## EXERCISE AIM
All entries are to be given again verbatim.

Extracted data entries:
↓

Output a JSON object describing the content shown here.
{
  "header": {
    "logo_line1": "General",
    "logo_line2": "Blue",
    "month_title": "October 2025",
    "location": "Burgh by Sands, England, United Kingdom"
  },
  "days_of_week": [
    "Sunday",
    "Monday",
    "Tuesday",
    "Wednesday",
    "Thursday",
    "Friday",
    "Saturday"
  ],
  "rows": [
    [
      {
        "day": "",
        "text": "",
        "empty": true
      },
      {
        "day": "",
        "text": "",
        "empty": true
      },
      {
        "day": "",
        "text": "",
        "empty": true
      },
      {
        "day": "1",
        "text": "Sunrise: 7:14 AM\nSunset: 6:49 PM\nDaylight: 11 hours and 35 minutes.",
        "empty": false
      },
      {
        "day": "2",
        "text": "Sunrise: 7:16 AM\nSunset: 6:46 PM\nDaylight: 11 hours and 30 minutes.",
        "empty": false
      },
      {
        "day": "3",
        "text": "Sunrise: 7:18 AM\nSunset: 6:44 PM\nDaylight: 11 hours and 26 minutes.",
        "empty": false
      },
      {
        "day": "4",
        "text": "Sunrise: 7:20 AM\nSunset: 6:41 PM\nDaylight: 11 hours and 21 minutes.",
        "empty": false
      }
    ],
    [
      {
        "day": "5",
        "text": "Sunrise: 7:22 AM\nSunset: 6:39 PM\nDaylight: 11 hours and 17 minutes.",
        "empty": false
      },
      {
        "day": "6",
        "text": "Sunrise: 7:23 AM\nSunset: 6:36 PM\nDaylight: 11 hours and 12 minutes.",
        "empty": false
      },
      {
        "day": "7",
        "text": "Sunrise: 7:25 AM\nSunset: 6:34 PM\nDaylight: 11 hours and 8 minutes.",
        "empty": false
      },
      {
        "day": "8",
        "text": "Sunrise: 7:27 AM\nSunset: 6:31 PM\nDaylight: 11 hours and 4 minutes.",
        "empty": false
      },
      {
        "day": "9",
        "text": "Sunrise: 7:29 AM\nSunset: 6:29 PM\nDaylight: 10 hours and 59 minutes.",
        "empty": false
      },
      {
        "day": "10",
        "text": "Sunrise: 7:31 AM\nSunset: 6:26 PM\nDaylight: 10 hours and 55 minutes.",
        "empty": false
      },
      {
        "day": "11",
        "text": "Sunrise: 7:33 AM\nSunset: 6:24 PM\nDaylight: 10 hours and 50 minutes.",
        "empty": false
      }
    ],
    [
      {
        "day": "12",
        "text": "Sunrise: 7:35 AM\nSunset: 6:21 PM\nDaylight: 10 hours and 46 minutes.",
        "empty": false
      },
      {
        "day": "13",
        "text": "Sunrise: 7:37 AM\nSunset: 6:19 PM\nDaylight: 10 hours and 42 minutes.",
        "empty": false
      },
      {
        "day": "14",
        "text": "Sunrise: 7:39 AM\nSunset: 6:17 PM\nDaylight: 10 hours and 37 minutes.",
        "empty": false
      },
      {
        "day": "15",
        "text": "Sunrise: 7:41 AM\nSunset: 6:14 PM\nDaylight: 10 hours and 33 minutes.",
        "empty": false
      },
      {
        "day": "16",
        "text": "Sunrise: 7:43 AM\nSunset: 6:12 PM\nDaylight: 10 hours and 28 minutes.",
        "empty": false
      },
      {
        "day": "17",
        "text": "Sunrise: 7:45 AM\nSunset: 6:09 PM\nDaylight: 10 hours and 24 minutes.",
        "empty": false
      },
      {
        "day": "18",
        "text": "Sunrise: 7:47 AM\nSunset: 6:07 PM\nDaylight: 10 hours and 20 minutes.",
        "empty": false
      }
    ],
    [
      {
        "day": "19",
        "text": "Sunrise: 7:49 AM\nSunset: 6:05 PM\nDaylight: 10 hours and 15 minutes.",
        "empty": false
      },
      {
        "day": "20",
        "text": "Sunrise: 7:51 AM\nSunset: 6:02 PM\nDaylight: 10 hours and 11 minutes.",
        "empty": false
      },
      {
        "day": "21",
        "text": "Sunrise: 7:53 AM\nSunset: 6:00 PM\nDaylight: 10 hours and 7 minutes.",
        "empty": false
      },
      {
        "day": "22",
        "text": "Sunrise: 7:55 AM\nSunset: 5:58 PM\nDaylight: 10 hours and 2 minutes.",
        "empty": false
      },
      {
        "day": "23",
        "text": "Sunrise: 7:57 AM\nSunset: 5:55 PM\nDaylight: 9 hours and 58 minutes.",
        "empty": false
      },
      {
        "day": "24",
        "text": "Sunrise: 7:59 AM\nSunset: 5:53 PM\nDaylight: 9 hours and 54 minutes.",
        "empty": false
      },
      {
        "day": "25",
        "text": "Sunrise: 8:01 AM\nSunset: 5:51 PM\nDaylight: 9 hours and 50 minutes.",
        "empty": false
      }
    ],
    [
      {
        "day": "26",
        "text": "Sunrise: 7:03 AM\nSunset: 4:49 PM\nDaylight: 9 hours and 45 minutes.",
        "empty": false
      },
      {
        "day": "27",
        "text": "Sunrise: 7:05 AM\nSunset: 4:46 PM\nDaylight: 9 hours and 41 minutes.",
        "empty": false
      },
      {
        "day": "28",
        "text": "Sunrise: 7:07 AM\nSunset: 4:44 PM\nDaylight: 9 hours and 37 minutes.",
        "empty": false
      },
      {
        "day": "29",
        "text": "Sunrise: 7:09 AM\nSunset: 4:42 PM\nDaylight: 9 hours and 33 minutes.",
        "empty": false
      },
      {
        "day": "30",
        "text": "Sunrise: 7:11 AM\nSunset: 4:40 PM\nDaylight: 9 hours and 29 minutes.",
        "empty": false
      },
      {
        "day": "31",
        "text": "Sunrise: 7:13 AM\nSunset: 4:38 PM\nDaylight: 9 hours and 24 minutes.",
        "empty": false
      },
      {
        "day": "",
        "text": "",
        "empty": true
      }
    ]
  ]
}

↑

## OUTPUT FOR THIS EXERCISE
Output a JSON object describing the content shown here.
{
  "header": {
    "logo_line1": "General",
    "logo_line2": "Blue",
    "month_title": "October 2025",
    "location": "Burgh by Sands, England, United Kingdom"
  },
  "days_of_week": [
    "Sunday",
    "Monday",
    "Tuesday",
    "Wednesday",
    "Thursday",
    "Friday",
    "Saturday"
  ],
  "rows": [
    [
      {
        "day": "",
        "text": "",
        "empty": true
      },
      {
        "day": "",
        "text": "",
        "empty": true
      },
      {
        "day": "",
        "text": "",
        "empty": true
      },
      {
        "day": "1",
        "text": "Sunrise: 7:14 AM\nSunset: 6:49 PM\nDaylight: 11 hours and 35 minutes.",
        "empty": false
      },
      {
        "day": "2",
        "text": "Sunrise: 7:16 AM\nSunset: 6:46 PM\nDaylight: 11 hours and 30 minutes.",
        "empty": false
      },
      {
        "day": "3",
        "text": "Sunrise: 7:18 AM\nSunset: 6:44 PM\nDaylight: 11 hours and 26 minutes.",
        "empty": false
      },
      {
        "day": "4",
        "text": "Sunrise: 7:20 AM\nSunset: 6:41 PM\nDaylight: 11 hours and 21 minutes.",
        "empty": false
      }
    ],
    [
      {
        "day": "5",
        "text": "Sunrise: 7:22 AM\nSunset: 6:39 PM\nDaylight: 11 hours and 17 minutes.",
        "empty": false
      },
      {
        "day": "6",
        "text": "Sunrise: 7:23 AM\nSunset: 6:36 PM\nDaylight: 11 hours and 12 minutes.",
        "empty": false
      },
      {
        "day": "7",
        "text": "Sunrise: 7:25 AM\nSunset: 6:34 PM\nDaylight: 11 hours and 8 minutes.",
        "empty": false
      },
      {
        "day": "8",
        "text": "Sunrise: 7:27 AM\nSunset: 6:31 PM\nDaylight: 11 hours and 4 minutes.",
        "empty": false
      },
      {
        "day": "9",
        "text": "Sunrise: 7:29 AM\nSunset: 6:29 PM\nDaylight: 10 hours and 59 minutes.",
        "empty": false
      },
      {
        "day": "10",
        "text": "Sunrise: 7:31 AM\nSunset: 6:26 PM\nDaylight: 10 hours and 55 minutes.",
        "empty": false
      },
      {
        "day": "11",
        "text": "Sunrise: 7:33 AM\nSunset: 6:24 PM\nDaylight: 10 hours and 50 minutes.",
        "empty": false
      }
    ],
    [
      {
        "day": "12",
        "text": "Sunrise: 7:35 AM\nSunset: 6:21 PM\nDaylight: 10 hours and 46 minutes.",
        "empty": false
      },
      {
        "day": "13",
        "text": "Sunrise: 7:37 AM\nSunset: 6:19 PM\nDaylight: 10 hours and 42 minutes.",
        "empty": false
      },
      {
        "day": "14",
        "text": "Sunrise: 7:39 AM\nSunset: 6:17 PM\nDaylight: 10 hours and 37 minutes.",
        "empty": false
      },
      {
        "day": "15",
        "text": "Sunrise: 7:41 AM\nSunset: 6:14 PM\nDaylight: 10 hours and 33 minutes.",
        "empty": false
      },
      {
        "day": "16",
        "text": "Sunrise: 7:43 AM\nSunset: 6:12 PM\nDaylight: 10 hours and 28 minutes.",
        "empty": false
      },
      {
        "day": "17",
        "text": "Sunrise: 7:45 AM\nSunset: 6:09 PM\nDaylight: 10 hours and 24 minutes.",
        "empty": false
      },
      {
        "day": "18",
        "text": "Sunrise: 7:47 AM\nSunset: 6:07 PM\nDaylight: 10 hours and 20 minutes.",
        "empty": false
      }
    ],
    [
      {
        "day": "19",
        "text": "Sunrise: 7:49 AM\nSunset: 6:05 PM\nDaylight: 10 hours and 15 minutes.",
        "empty": false
      },
      {
        "day": "20",
        "text": "Sunrise: 7:51 AM\nSunset: 6:02 PM\nDaylight: 10 hours and 11 minutes.",
        "empty": false
      },
      {
        "day": "21",
        "text": "Sunrise: 7:53 AM\nSunset: 6:00 PM\nDaylight: 10 hours and 7 minutes.",
        "empty": false
      },
      {
        "day": "22",
        "text": "Sunrise: 7:55 AM\nSunset: 5:58 PM\nDaylight: 10 hours and 2 minutes.",
        "empty": false
      },
      {
        "day": "23",
        "text": "Sunrise: 7:57 AM\nSunset: 5:55 PM\nDaylight: 9 hours and 58 minutes.",
        "empty": false
      },
      {
        "day": "24",
        "text": "Sunrise: 7:59 AM\nSunset: 5:53 PM\nDaylight: 9 hours and 54 minutes.",
        "empty": false
      },
      {
        "day": "25",
        "text": "Sunrise: 8:01 AM\nSunset: 5:51 PM\nDaylight: 9 hours and 50 minutes.",
        "empty": false
      }
    ],
    [
      {
        "day": "26",
        "text": "Sunrise: 7:03 AM\nSunset: 4:49 PM\nDaylight: 9 hours and 45 minutes.",
        "empty": false
      },
      {
        "day": "27",
        "text": "Sunrise: 7:05 AM\nSunset: 4:46 PM\nDaylight: 9 hours and 41 minutes.",
        "empty": false
      },
      {
        "day": "28",
        "text": "Sunrise: 7:07 AM\nSunset: 4:44 PM\nDaylight: 9 hours and 37 minutes.",
        "empty": false
      },
      {
        "day": "29",
        "text": "Sunrise: 7:09 AM\nSunset: 4:42 PM\nDaylight: 9 hours and 33 minutes.",
        "empty": false
      },
      {
        "day": "30",
        "text": "Sunrise: 7:11 AM\nSunset: 4:40 PM\nDaylight: 9 hours and 29 minutes.",
        "empty": false
      },
      {
        "day": "31",
        "text": "Sunrise: 7:13 AM\nSunset: 4:38 PM\nDaylight: 9 hours and 24 minutes.",
        "empty": false
      },
      {
        "day": "",
        "text": "",
        "empty": true
      }
    ]
  ]
}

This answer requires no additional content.